-- begin RECORD EXCERPTS --
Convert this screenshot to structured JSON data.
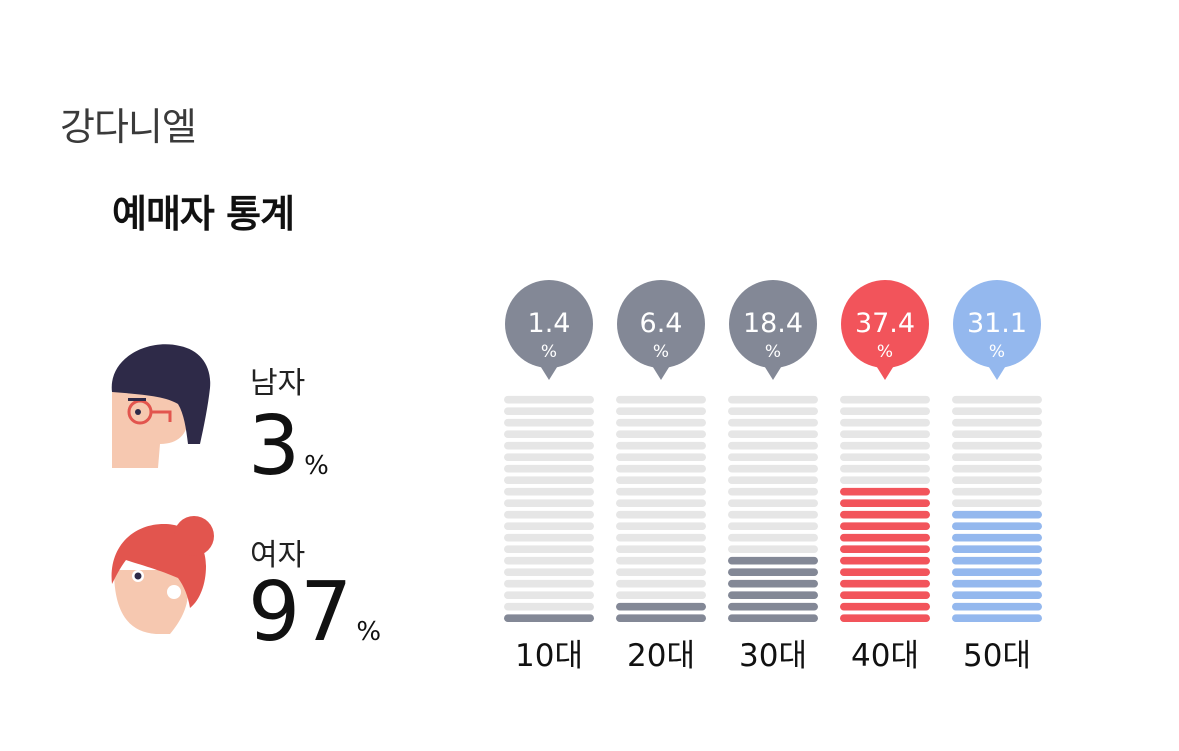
{
  "header": {
    "artist": "강다니엘",
    "title": "예매자 통계"
  },
  "gender": {
    "male": {
      "label": "남자",
      "value": "3",
      "unit": "%"
    },
    "female": {
      "label": "여자",
      "value": "97",
      "unit": "%"
    }
  },
  "colors": {
    "gray": "#838896",
    "red": "#f2545b",
    "blue": "#94b8ee",
    "track": "#e6e6e6",
    "male_hair": "#2e2a48",
    "female_hair": "#e2554e",
    "skin": "#f6c8b0"
  },
  "chart_data": {
    "type": "bar",
    "categories": [
      "10대",
      "20대",
      "30대",
      "40대",
      "50대"
    ],
    "values": [
      1.4,
      6.4,
      18.4,
      37.4,
      31.1
    ],
    "value_labels": [
      "1.4",
      "6.4",
      "18.4",
      "37.4",
      "31.1"
    ],
    "unit": "%",
    "colors": [
      "#838896",
      "#838896",
      "#838896",
      "#f2545b",
      "#94b8ee"
    ],
    "ylim": [
      0,
      100
    ]
  }
}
-- end RECORD EXCERPTS --
Leave images out of the retyped records; keep all else exact.

PROBLEM SOLUTION:
Convert this screenshot to structured JSON data.
{
  "header": {
    "artist": "강다니엘",
    "title": "예매자 통계"
  },
  "gender": {
    "male": {
      "label": "남자",
      "value": "3",
      "unit": "%"
    },
    "female": {
      "label": "여자",
      "value": "97",
      "unit": "%"
    }
  },
  "colors": {
    "gray": "#838896",
    "red": "#f2545b",
    "blue": "#94b8ee",
    "track": "#e6e6e6",
    "male_hair": "#2e2a48",
    "female_hair": "#e2554e",
    "skin": "#f6c8b0"
  },
  "chart_data": {
    "type": "bar",
    "categories": [
      "10대",
      "20대",
      "30대",
      "40대",
      "50대"
    ],
    "values": [
      1.4,
      6.4,
      18.4,
      37.4,
      31.1
    ],
    "value_labels": [
      "1.4",
      "6.4",
      "18.4",
      "37.4",
      "31.1"
    ],
    "unit": "%",
    "colors": [
      "#838896",
      "#838896",
      "#838896",
      "#f2545b",
      "#94b8ee"
    ],
    "ylim": [
      0,
      100
    ]
  }
}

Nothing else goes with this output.